= Goal =
Locate each line in the records containing "this". Copy it.

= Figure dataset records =
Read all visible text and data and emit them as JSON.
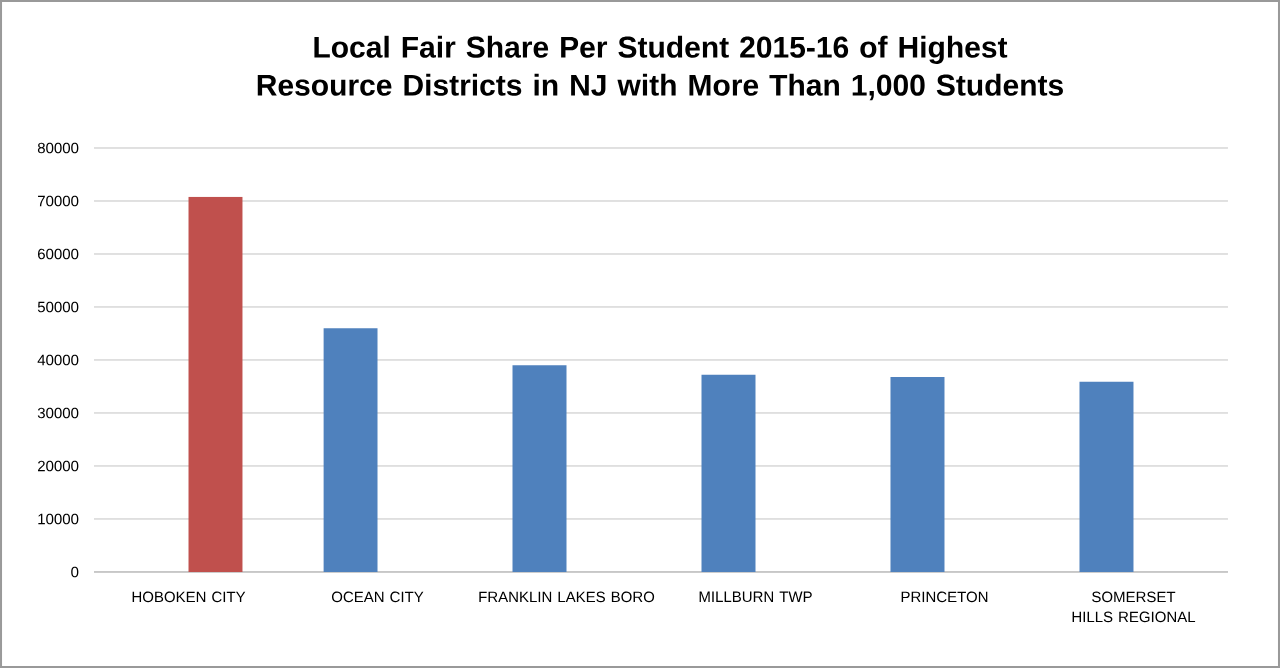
{
  "chart_data": {
    "type": "bar",
    "title": "Local Fair Share Per Student 2015-16 of Highest Resource Districts in NJ with More Than 1,000 Students",
    "categories": [
      "HOBOKEN CITY",
      "OCEAN CITY",
      "FRANKLIN LAKES BORO",
      "MILLBURN TWP",
      "PRINCETON",
      "SOMERSET HILLS REGIONAL"
    ],
    "series": [
      {
        "color": "#4f81bd",
        "values": [
          null,
          46000,
          39000,
          37200,
          36800,
          35900
        ]
      },
      {
        "color": "#c0504d",
        "values": [
          70800,
          null,
          null,
          null,
          null,
          null
        ]
      }
    ],
    "ylim": [
      0,
      80000
    ],
    "yticks": [
      0,
      10000,
      20000,
      30000,
      40000,
      50000,
      60000,
      70000,
      80000
    ],
    "grid": "y"
  }
}
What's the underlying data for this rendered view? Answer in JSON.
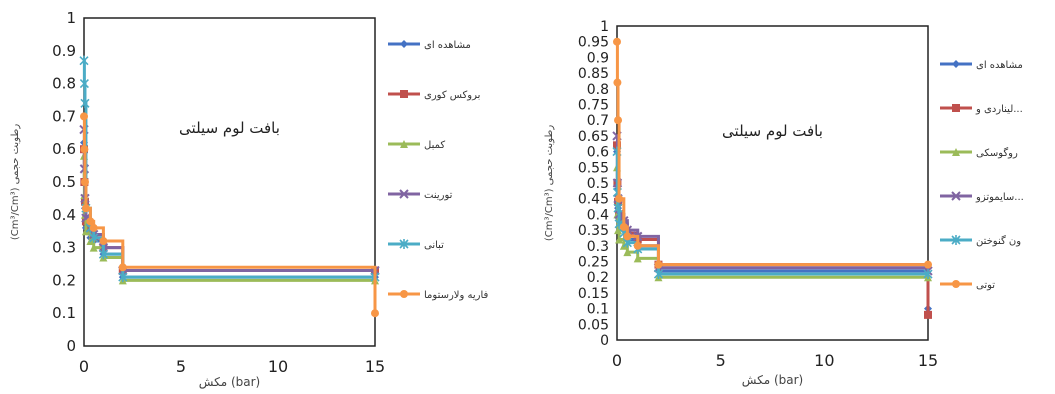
{
  "chart_data": [
    {
      "type": "line",
      "annotation": "بافت لوم سیلتی",
      "ylabel": "(Cm³/Cm³) رطوبت حجمی",
      "xlabel": "مکش (bar)",
      "xlim": [
        0,
        15
      ],
      "ylim": [
        0,
        1
      ],
      "xticks": [
        "0",
        "5",
        "10",
        "15"
      ],
      "yticks": [
        "0",
        "0.1",
        "0.2",
        "0.3",
        "0.4",
        "0.5",
        "0.6",
        "0.7",
        "0.8",
        "0.9",
        "1"
      ],
      "legend_position": "right",
      "grid": false,
      "series": [
        {
          "name": "مشاهده ای",
          "color": "#4472c4",
          "marker": "diamond",
          "x": [
            0,
            0.02,
            0.05,
            0.1,
            0.33,
            0.5,
            1,
            2,
            15
          ],
          "y": [
            0.62,
            0.5,
            0.42,
            0.36,
            0.33,
            0.32,
            0.28,
            0.21,
            0.21
          ]
        },
        {
          "name": "بروکس کوری",
          "color": "#c0504d",
          "marker": "square",
          "x": [
            0,
            0.02,
            0.05,
            0.1,
            0.33,
            0.5,
            1,
            2,
            15
          ],
          "y": [
            0.6,
            0.5,
            0.44,
            0.38,
            0.35,
            0.33,
            0.3,
            0.23,
            0.23
          ]
        },
        {
          "name": "کمبل",
          "color": "#9bbb59",
          "marker": "triangle",
          "x": [
            0,
            0.02,
            0.05,
            0.1,
            0.33,
            0.5,
            1,
            2,
            15
          ],
          "y": [
            0.58,
            0.46,
            0.4,
            0.35,
            0.32,
            0.3,
            0.27,
            0.2,
            0.2
          ]
        },
        {
          "name": "تورینت",
          "color": "#8064a2",
          "marker": "x",
          "x": [
            0,
            0.02,
            0.05,
            0.1,
            0.33,
            0.5,
            1,
            2,
            15
          ],
          "y": [
            0.66,
            0.54,
            0.45,
            0.39,
            0.36,
            0.34,
            0.3,
            0.23,
            0.23
          ]
        },
        {
          "name": "تبانی",
          "color": "#4bacc6",
          "marker": "star",
          "x": [
            0,
            0.02,
            0.05,
            0.1,
            0.33,
            0.5,
            1,
            2,
            15
          ],
          "y": [
            0.87,
            0.8,
            0.74,
            0.42,
            0.36,
            0.33,
            0.28,
            0.21,
            0.21
          ]
        },
        {
          "name": "فاریه ولارستوما",
          "color": "#f79646",
          "marker": "circle",
          "x": [
            0,
            0.02,
            0.05,
            0.1,
            0.33,
            0.5,
            1,
            2,
            15
          ],
          "y": [
            0.7,
            0.6,
            0.5,
            0.42,
            0.38,
            0.36,
            0.32,
            0.24,
            0.1
          ]
        }
      ]
    },
    {
      "type": "line",
      "annotation": "بافت لوم سیلتی",
      "ylabel": "(Cm³/Cm³) رطوبت حجمی",
      "xlabel": "مکش (bar)",
      "xlim": [
        0,
        15
      ],
      "ylim": [
        0,
        1
      ],
      "xticks": [
        "0",
        "5",
        "10",
        "15"
      ],
      "yticks": [
        "0",
        "0.05",
        "0.1",
        "0.15",
        "0.2",
        "0.25",
        "0.3",
        "0.35",
        "0.4",
        "0.45",
        "0.5",
        "0.55",
        "0.6",
        "0.65",
        "0.7",
        "0.75",
        "0.8",
        "0.85",
        "0.9",
        "0.95",
        "1"
      ],
      "legend_position": "right",
      "grid": false,
      "series": [
        {
          "name": "مشاهده ای",
          "color": "#4472c4",
          "marker": "diamond",
          "x": [
            0,
            0.02,
            0.05,
            0.1,
            0.33,
            0.5,
            1,
            2,
            15
          ],
          "y": [
            0.6,
            0.48,
            0.42,
            0.38,
            0.35,
            0.32,
            0.3,
            0.22,
            0.1
          ]
        },
        {
          "name": "لیناردی و...",
          "color": "#c0504d",
          "marker": "square",
          "x": [
            0,
            0.02,
            0.05,
            0.1,
            0.33,
            0.5,
            1,
            2,
            15
          ],
          "y": [
            0.62,
            0.5,
            0.44,
            0.4,
            0.37,
            0.34,
            0.32,
            0.24,
            0.08
          ]
        },
        {
          "name": "روگوسکی",
          "color": "#9bbb59",
          "marker": "triangle",
          "x": [
            0,
            0.02,
            0.05,
            0.1,
            0.33,
            0.5,
            1,
            2,
            15
          ],
          "y": [
            0.55,
            0.4,
            0.35,
            0.32,
            0.3,
            0.28,
            0.26,
            0.2,
            0.2
          ]
        },
        {
          "name": "سایموتزو...",
          "color": "#8064a2",
          "marker": "x",
          "x": [
            0,
            0.02,
            0.05,
            0.1,
            0.33,
            0.5,
            1,
            2,
            15
          ],
          "y": [
            0.65,
            0.5,
            0.45,
            0.4,
            0.38,
            0.35,
            0.33,
            0.23,
            0.22
          ]
        },
        {
          "name": "ون گنوختن",
          "color": "#4bacc6",
          "marker": "star",
          "x": [
            0,
            0.02,
            0.05,
            0.1,
            0.33,
            0.5,
            1,
            2,
            15
          ],
          "y": [
            0.6,
            0.47,
            0.42,
            0.37,
            0.34,
            0.31,
            0.29,
            0.21,
            0.21
          ]
        },
        {
          "name": "توتی",
          "color": "#f79646",
          "marker": "circle",
          "x": [
            0,
            0.02,
            0.05,
            0.1,
            0.33,
            0.5,
            1,
            2,
            15
          ],
          "y": [
            0.95,
            0.82,
            0.7,
            0.45,
            0.36,
            0.33,
            0.3,
            0.24,
            0.24
          ]
        }
      ]
    }
  ]
}
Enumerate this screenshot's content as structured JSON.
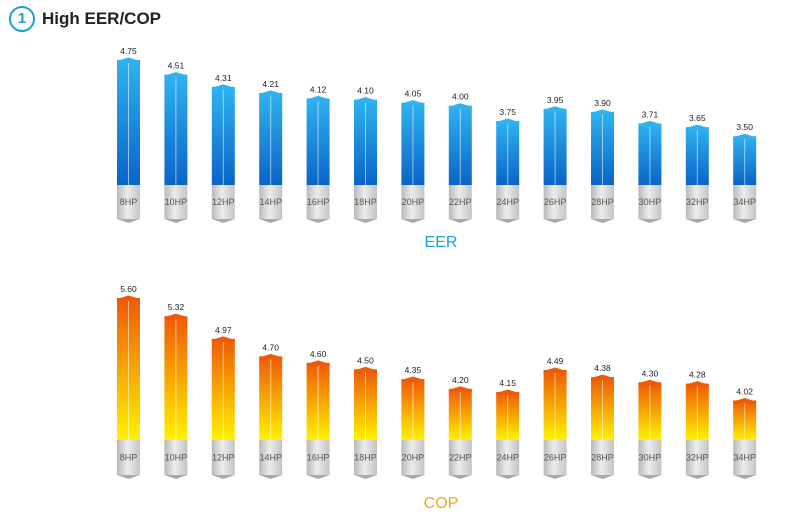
{
  "header": {
    "badge": "1",
    "title": "High EER/COP"
  },
  "colors": {
    "eer_top": "#2fb2ef",
    "eer_bottom": "#0a64c8",
    "cop_top": "#ee5a06",
    "cop_bottom": "#fff200",
    "eer_label": "#1aa0dc",
    "cop_label": "#f5a623"
  },
  "chart_data": [
    {
      "type": "bar",
      "title": "EER",
      "categories": [
        "8HP",
        "10HP",
        "12HP",
        "14HP",
        "16HP",
        "18HP",
        "20HP",
        "22HP",
        "24HP",
        "26HP",
        "28HP",
        "30HP",
        "32HP",
        "34HP"
      ],
      "values": [
        4.75,
        4.51,
        4.31,
        4.21,
        4.12,
        4.1,
        4.05,
        4.0,
        3.75,
        3.95,
        3.9,
        3.71,
        3.65,
        3.5
      ],
      "labels": [
        "4.75",
        "4.51",
        "4.31",
        "4.21",
        "4.12",
        "4.10",
        "4.05",
        "4.00",
        "3.75",
        "3.95",
        "3.90",
        "3.71",
        "3.65",
        "3.50"
      ],
      "ylim": [
        2.7,
        4.75
      ]
    },
    {
      "type": "bar",
      "title": "COP",
      "categories": [
        "8HP",
        "10HP",
        "12HP",
        "14HP",
        "16HP",
        "18HP",
        "20HP",
        "22HP",
        "24HP",
        "26HP",
        "28HP",
        "30HP",
        "32HP",
        "34HP"
      ],
      "values": [
        5.6,
        5.32,
        4.97,
        4.7,
        4.6,
        4.5,
        4.35,
        4.2,
        4.15,
        4.49,
        4.38,
        4.3,
        4.28,
        4.02
      ],
      "labels": [
        "5.60",
        "5.32",
        "4.97",
        "4.70",
        "4.60",
        "4.50",
        "4.35",
        "4.20",
        "4.15",
        "4.49",
        "4.38",
        "4.30",
        "4.28",
        "4.02"
      ],
      "ylim": [
        3.41,
        5.6
      ]
    }
  ]
}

= Written reply =
What's the underlying data for this rendered view? Answer in JSON.
Enumerate this screenshot's content as structured JSON.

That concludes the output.